* BRIEF *
Find and copy each line of the records where the string "fonctionnement" shows up.

* MATERIAL SUPPLIED *
______________________________

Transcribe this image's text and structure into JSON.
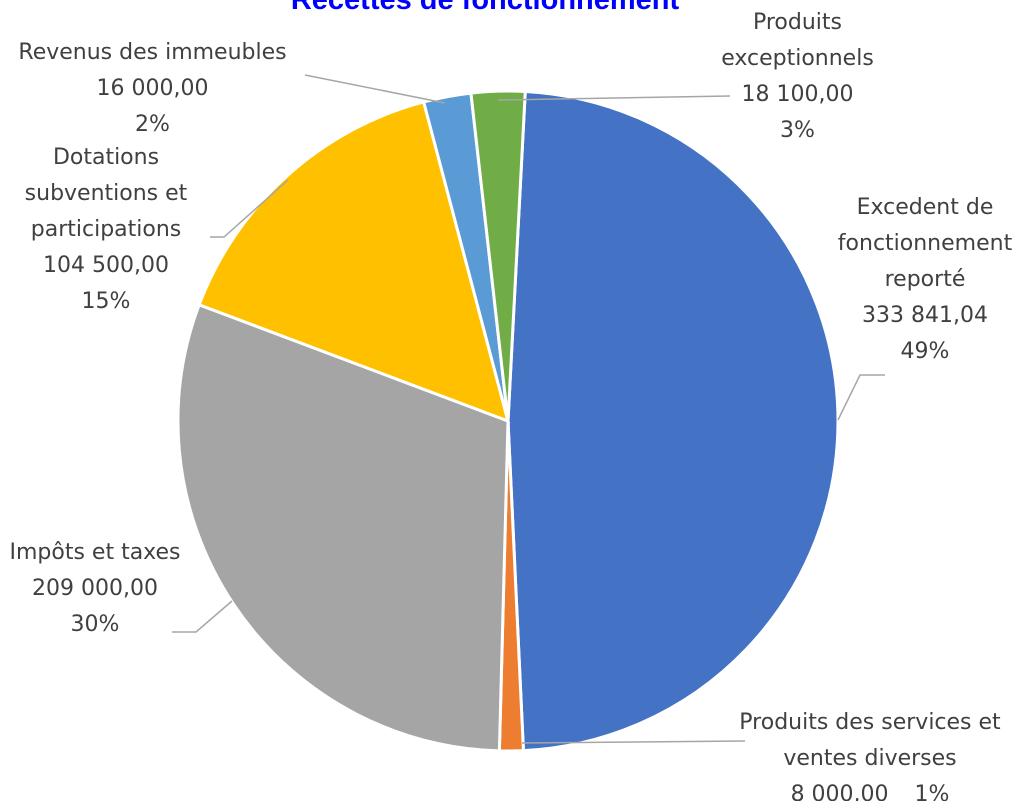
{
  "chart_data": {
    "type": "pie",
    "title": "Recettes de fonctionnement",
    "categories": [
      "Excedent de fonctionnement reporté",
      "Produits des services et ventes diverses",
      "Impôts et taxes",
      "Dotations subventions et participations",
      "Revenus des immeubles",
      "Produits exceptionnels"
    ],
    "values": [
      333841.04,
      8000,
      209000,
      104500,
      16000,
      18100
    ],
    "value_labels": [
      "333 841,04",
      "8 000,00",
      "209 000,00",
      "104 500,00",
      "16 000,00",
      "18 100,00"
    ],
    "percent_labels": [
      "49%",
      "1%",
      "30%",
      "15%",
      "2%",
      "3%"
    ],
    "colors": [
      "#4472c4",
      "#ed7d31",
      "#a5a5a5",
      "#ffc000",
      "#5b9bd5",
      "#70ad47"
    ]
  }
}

______________________________

* COMPLETE OUTPUT *
    "title": "Recettes de fonctionnement",
      "Excedent de fonctionnement reporté",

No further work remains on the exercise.